Work required ▸
Give every line again exactly as it appears, please, but not the pictures.
:: Supplied material ::
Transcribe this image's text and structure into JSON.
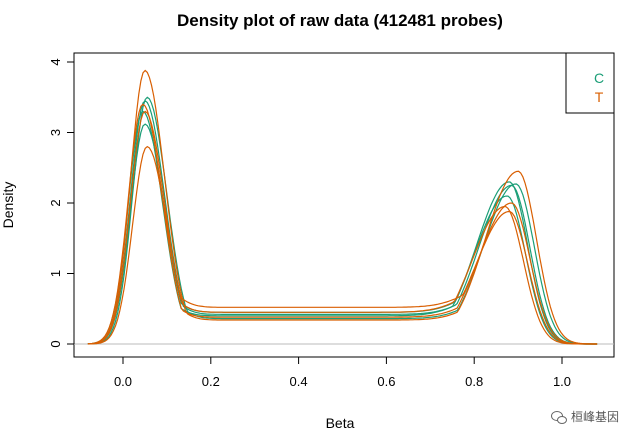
{
  "chart_data": {
    "type": "line",
    "title": "Density plot of raw data (412481 probes)",
    "xlabel": "Beta",
    "ylabel": "Density",
    "xlim": [
      -0.1,
      1.1
    ],
    "ylim": [
      0,
      4
    ],
    "xticks": [
      "0.0",
      "0.2",
      "0.4",
      "0.6",
      "0.8",
      "1.0"
    ],
    "yticks": [
      "0",
      "1",
      "2",
      "3",
      "4"
    ],
    "grid": false,
    "legend_position": "top-right",
    "legend": [
      {
        "label": "C",
        "color": "#1b9e77"
      },
      {
        "label": "T",
        "color": "#d95f02"
      }
    ],
    "series": [
      {
        "group": "C",
        "color": "#1b9e77",
        "peak1": 3.45,
        "peak1_x": 0.05,
        "valley": 0.42,
        "valley_x": 0.38,
        "peak2": 2.25,
        "peak2_x": 0.885
      },
      {
        "group": "C",
        "color": "#1b9e77",
        "peak1": 3.3,
        "peak1_x": 0.045,
        "valley": 0.4,
        "valley_x": 0.4,
        "peak2": 2.1,
        "peak2_x": 0.875
      },
      {
        "group": "C",
        "color": "#1b9e77",
        "peak1": 3.12,
        "peak1_x": 0.05,
        "valley": 0.45,
        "valley_x": 0.37,
        "peak2": 2.3,
        "peak2_x": 0.88
      },
      {
        "group": "C",
        "color": "#1b9e77",
        "peak1": 3.5,
        "peak1_x": 0.055,
        "valley": 0.36,
        "valley_x": 0.42,
        "peak2": 2.27,
        "peak2_x": 0.895
      },
      {
        "group": "T",
        "color": "#d95f02",
        "peak1": 3.88,
        "peak1_x": 0.05,
        "valley": 0.34,
        "valley_x": 0.4,
        "peak2": 2.45,
        "peak2_x": 0.9
      },
      {
        "group": "T",
        "color": "#d95f02",
        "peak1": 2.8,
        "peak1_x": 0.055,
        "valley": 0.52,
        "valley_x": 0.3,
        "peak2": 1.88,
        "peak2_x": 0.88
      },
      {
        "group": "T",
        "color": "#d95f02",
        "peak1": 3.3,
        "peak1_x": 0.05,
        "valley": 0.45,
        "valley_x": 0.33,
        "peak2": 1.95,
        "peak2_x": 0.87
      },
      {
        "group": "T",
        "color": "#d95f02",
        "peak1": 3.4,
        "peak1_x": 0.045,
        "valley": 0.38,
        "valley_x": 0.39,
        "peak2": 2.0,
        "peak2_x": 0.885
      }
    ]
  },
  "watermark": {
    "text": "桓峰基因"
  }
}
:::
Response to the task ▸
Transcribe this image's text and structure into JSON.
{
  "chart_data": {
    "type": "line",
    "title": "Density plot of raw data (412481 probes)",
    "xlabel": "Beta",
    "ylabel": "Density",
    "xlim": [
      -0.1,
      1.1
    ],
    "ylim": [
      0,
      4
    ],
    "xticks": [
      "0.0",
      "0.2",
      "0.4",
      "0.6",
      "0.8",
      "1.0"
    ],
    "yticks": [
      "0",
      "1",
      "2",
      "3",
      "4"
    ],
    "grid": false,
    "legend_position": "top-right",
    "legend": [
      {
        "label": "C",
        "color": "#1b9e77"
      },
      {
        "label": "T",
        "color": "#d95f02"
      }
    ],
    "series": [
      {
        "group": "C",
        "color": "#1b9e77",
        "peak1": 3.45,
        "peak1_x": 0.05,
        "valley": 0.42,
        "valley_x": 0.38,
        "peak2": 2.25,
        "peak2_x": 0.885
      },
      {
        "group": "C",
        "color": "#1b9e77",
        "peak1": 3.3,
        "peak1_x": 0.045,
        "valley": 0.4,
        "valley_x": 0.4,
        "peak2": 2.1,
        "peak2_x": 0.875
      },
      {
        "group": "C",
        "color": "#1b9e77",
        "peak1": 3.12,
        "peak1_x": 0.05,
        "valley": 0.45,
        "valley_x": 0.37,
        "peak2": 2.3,
        "peak2_x": 0.88
      },
      {
        "group": "C",
        "color": "#1b9e77",
        "peak1": 3.5,
        "peak1_x": 0.055,
        "valley": 0.36,
        "valley_x": 0.42,
        "peak2": 2.27,
        "peak2_x": 0.895
      },
      {
        "group": "T",
        "color": "#d95f02",
        "peak1": 3.88,
        "peak1_x": 0.05,
        "valley": 0.34,
        "valley_x": 0.4,
        "peak2": 2.45,
        "peak2_x": 0.9
      },
      {
        "group": "T",
        "color": "#d95f02",
        "peak1": 2.8,
        "peak1_x": 0.055,
        "valley": 0.52,
        "valley_x": 0.3,
        "peak2": 1.88,
        "peak2_x": 0.88
      },
      {
        "group": "T",
        "color": "#d95f02",
        "peak1": 3.3,
        "peak1_x": 0.05,
        "valley": 0.45,
        "valley_x": 0.33,
        "peak2": 1.95,
        "peak2_x": 0.87
      },
      {
        "group": "T",
        "color": "#d95f02",
        "peak1": 3.4,
        "peak1_x": 0.045,
        "valley": 0.38,
        "valley_x": 0.39,
        "peak2": 2.0,
        "peak2_x": 0.885
      }
    ]
  },
  "watermark": {
    "text": "桓峰基因"
  }
}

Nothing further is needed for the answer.